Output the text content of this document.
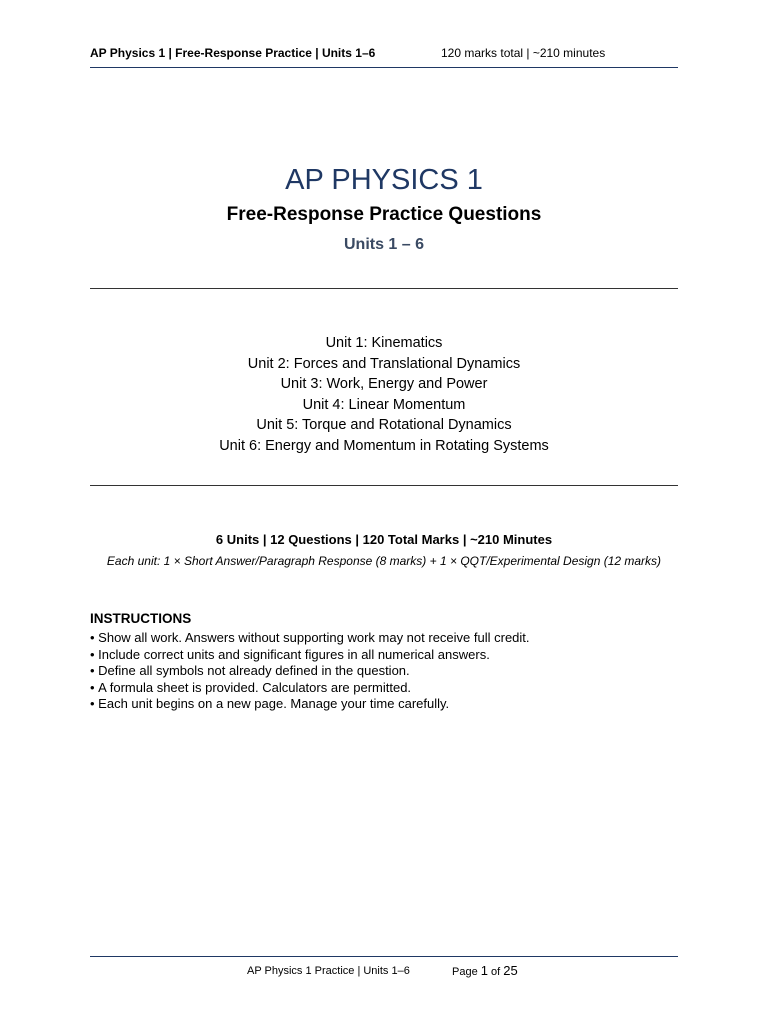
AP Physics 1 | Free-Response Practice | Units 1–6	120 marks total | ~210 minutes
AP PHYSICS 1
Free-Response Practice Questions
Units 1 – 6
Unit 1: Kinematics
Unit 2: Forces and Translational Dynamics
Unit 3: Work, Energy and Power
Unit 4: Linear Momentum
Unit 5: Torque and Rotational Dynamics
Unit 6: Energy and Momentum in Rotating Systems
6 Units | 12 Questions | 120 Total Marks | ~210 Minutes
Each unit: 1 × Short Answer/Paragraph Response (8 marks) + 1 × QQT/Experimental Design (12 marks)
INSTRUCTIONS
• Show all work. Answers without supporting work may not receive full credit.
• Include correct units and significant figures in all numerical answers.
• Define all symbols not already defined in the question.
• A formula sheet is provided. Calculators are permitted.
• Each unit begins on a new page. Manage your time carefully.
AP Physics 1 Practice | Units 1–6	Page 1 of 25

---------------

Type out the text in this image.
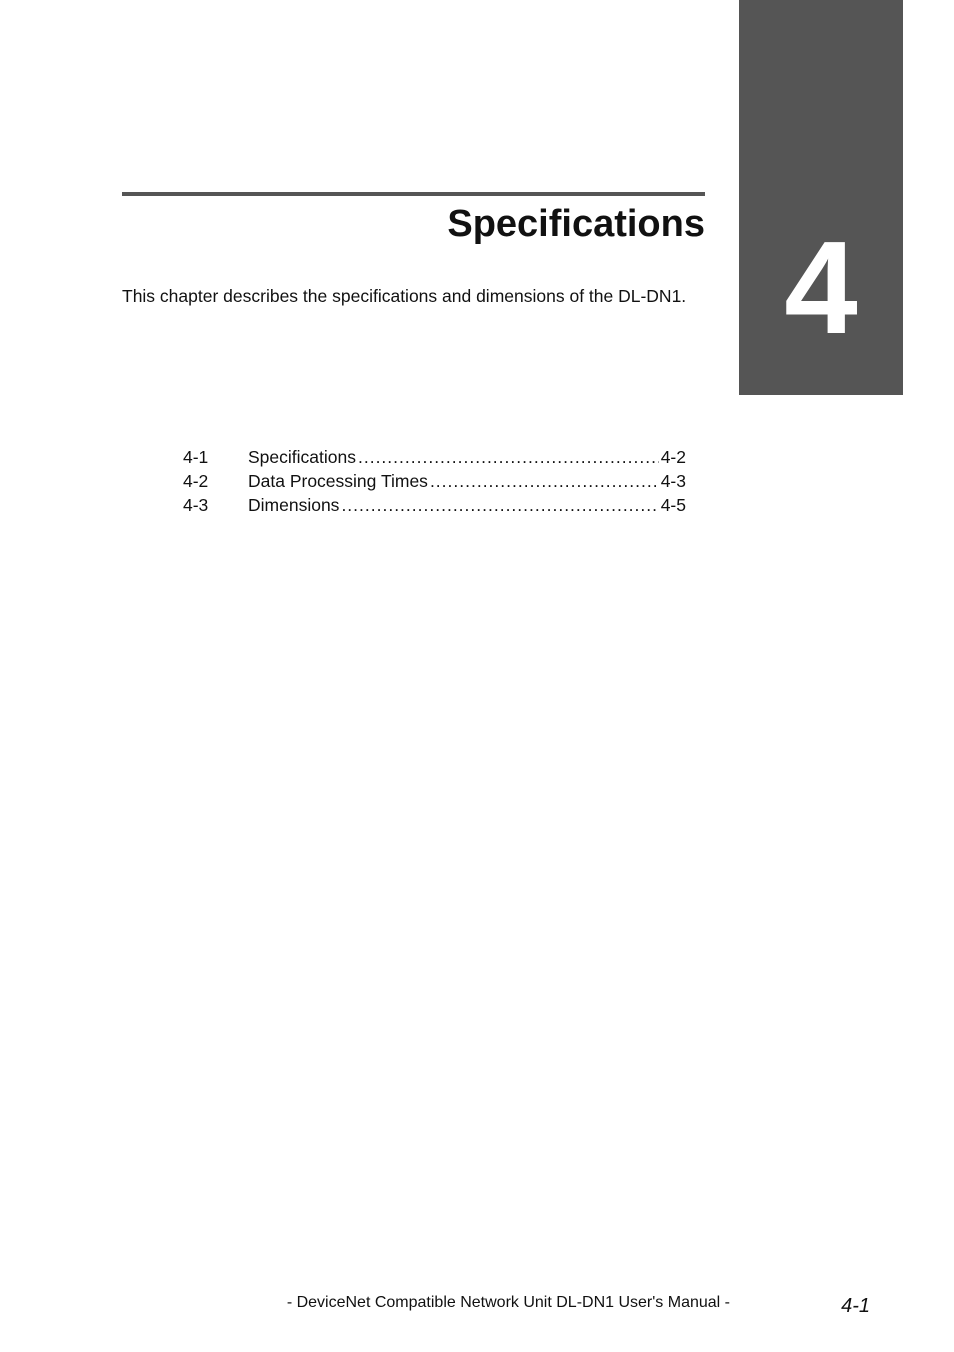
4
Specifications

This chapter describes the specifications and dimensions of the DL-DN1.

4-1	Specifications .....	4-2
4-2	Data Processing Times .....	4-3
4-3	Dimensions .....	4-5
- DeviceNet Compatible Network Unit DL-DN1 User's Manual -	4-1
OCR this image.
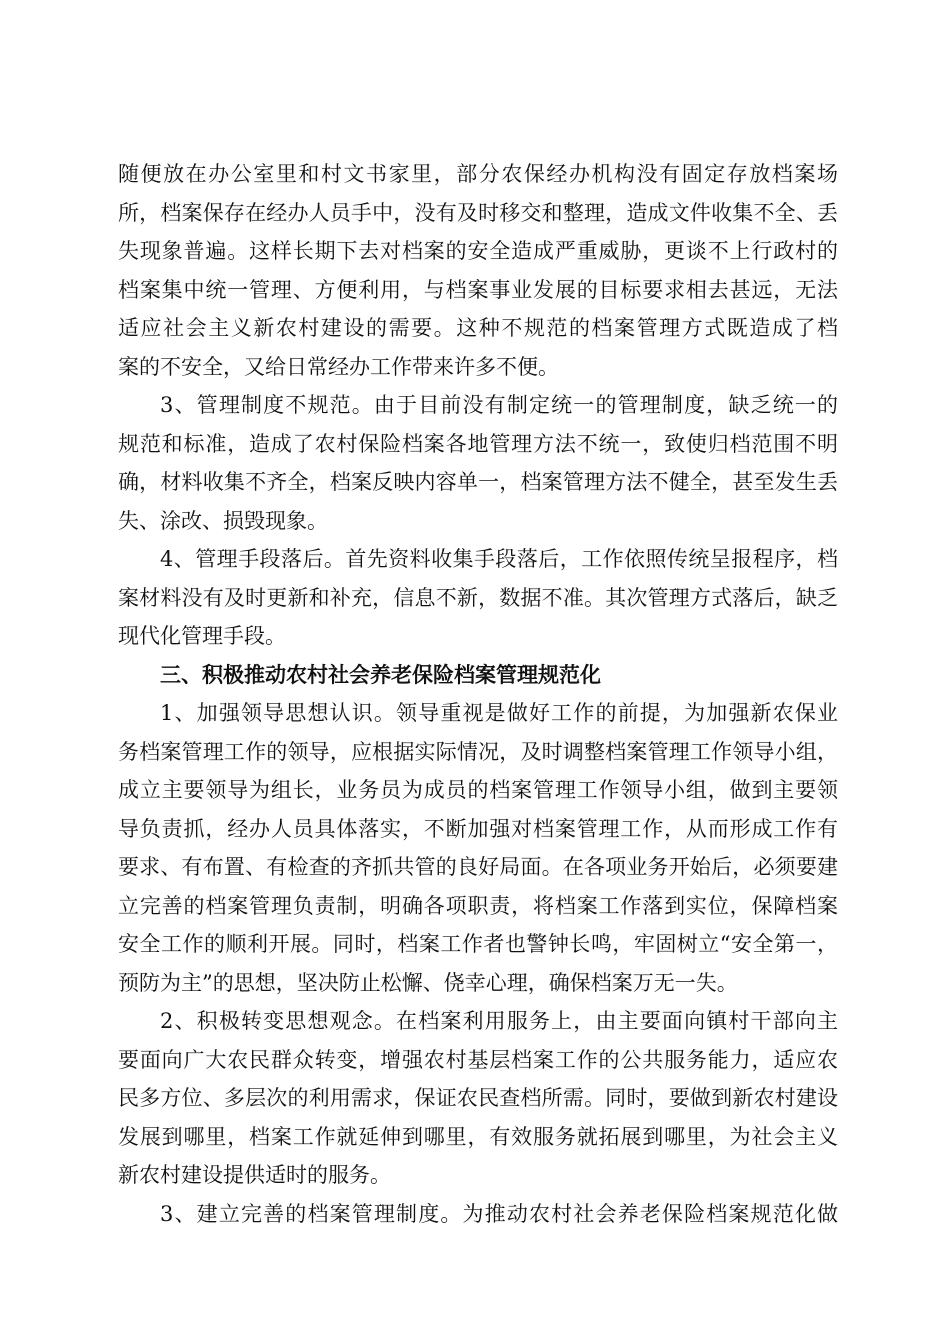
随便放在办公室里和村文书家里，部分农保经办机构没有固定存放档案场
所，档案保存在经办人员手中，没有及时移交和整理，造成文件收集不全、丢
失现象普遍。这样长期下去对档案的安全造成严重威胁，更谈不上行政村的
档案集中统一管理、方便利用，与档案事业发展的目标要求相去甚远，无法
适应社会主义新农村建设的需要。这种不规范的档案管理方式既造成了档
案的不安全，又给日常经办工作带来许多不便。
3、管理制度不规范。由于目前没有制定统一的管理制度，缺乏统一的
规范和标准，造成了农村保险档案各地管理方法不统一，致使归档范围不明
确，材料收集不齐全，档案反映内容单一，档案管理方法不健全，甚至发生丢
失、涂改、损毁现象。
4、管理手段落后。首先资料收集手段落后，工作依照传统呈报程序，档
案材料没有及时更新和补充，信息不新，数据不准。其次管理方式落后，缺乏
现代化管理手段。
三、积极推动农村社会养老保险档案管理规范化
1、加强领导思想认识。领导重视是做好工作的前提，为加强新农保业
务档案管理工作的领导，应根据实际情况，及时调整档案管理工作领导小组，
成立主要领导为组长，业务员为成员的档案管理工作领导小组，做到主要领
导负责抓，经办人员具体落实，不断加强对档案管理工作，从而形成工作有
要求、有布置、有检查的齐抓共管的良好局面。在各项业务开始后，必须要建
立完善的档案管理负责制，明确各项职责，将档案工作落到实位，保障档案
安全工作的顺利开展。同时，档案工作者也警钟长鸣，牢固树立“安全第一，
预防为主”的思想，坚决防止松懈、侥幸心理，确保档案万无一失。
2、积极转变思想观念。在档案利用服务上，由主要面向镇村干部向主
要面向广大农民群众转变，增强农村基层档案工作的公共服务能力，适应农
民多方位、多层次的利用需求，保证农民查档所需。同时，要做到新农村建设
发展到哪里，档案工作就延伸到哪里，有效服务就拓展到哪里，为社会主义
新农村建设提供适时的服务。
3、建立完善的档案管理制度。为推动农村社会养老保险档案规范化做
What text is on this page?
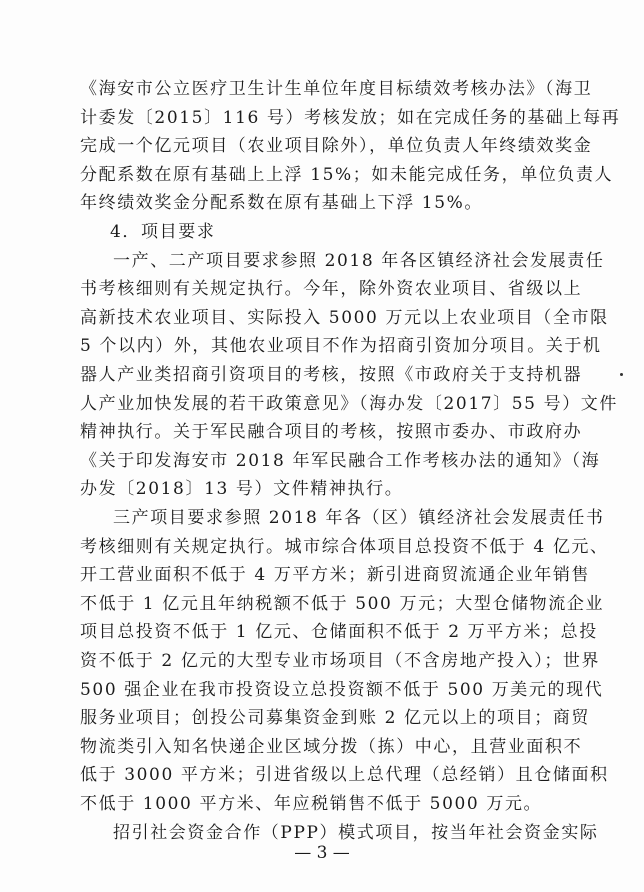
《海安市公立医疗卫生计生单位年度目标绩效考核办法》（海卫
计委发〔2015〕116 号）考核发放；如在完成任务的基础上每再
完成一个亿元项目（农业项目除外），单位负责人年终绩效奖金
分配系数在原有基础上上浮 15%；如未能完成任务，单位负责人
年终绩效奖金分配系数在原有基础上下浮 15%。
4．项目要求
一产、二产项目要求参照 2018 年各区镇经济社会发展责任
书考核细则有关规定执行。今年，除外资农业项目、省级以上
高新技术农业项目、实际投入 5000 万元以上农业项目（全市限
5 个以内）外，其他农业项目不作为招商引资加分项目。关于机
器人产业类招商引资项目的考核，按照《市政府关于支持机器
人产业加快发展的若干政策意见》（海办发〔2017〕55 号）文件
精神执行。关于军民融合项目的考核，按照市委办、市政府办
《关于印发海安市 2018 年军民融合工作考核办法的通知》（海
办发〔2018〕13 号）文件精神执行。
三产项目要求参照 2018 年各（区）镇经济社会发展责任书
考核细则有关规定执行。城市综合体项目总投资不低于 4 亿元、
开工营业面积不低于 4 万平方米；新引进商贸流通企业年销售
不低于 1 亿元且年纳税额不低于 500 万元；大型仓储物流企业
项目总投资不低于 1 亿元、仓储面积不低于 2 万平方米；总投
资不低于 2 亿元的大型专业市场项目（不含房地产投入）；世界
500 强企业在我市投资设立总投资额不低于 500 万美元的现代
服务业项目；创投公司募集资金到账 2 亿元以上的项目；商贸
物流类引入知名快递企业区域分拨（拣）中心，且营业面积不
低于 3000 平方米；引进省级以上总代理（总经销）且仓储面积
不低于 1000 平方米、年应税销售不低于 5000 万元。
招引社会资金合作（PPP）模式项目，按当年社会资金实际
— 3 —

---------------

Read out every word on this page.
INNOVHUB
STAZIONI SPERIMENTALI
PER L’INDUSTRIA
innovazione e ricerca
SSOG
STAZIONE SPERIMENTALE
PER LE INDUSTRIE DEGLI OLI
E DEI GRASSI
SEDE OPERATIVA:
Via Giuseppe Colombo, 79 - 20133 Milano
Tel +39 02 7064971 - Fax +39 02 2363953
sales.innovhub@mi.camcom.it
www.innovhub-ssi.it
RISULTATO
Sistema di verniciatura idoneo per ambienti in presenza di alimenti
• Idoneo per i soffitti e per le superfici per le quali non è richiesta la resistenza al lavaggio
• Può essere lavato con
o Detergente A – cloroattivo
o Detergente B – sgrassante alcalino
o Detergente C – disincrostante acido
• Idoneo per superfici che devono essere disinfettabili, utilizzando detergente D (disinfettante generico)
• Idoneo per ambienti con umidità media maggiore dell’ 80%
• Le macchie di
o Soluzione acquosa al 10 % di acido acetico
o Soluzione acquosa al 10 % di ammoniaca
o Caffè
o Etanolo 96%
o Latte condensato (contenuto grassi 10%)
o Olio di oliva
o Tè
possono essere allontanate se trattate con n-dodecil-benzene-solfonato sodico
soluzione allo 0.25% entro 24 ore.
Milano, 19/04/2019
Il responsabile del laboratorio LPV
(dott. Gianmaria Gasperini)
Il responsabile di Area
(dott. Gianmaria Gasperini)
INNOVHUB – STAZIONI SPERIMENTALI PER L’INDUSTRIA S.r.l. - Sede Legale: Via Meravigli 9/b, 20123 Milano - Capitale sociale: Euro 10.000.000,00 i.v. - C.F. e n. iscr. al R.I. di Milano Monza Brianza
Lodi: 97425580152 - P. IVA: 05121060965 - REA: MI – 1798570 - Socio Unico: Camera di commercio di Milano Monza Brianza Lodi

---------------

#### [WORK INSTRUCTIONS]
Pick out the lines containing the word "acido" and show them.

#### [FULL ANSWER]
o Detergente C – disincrostante acido
o Soluzione acquosa al 10 % di acido acetico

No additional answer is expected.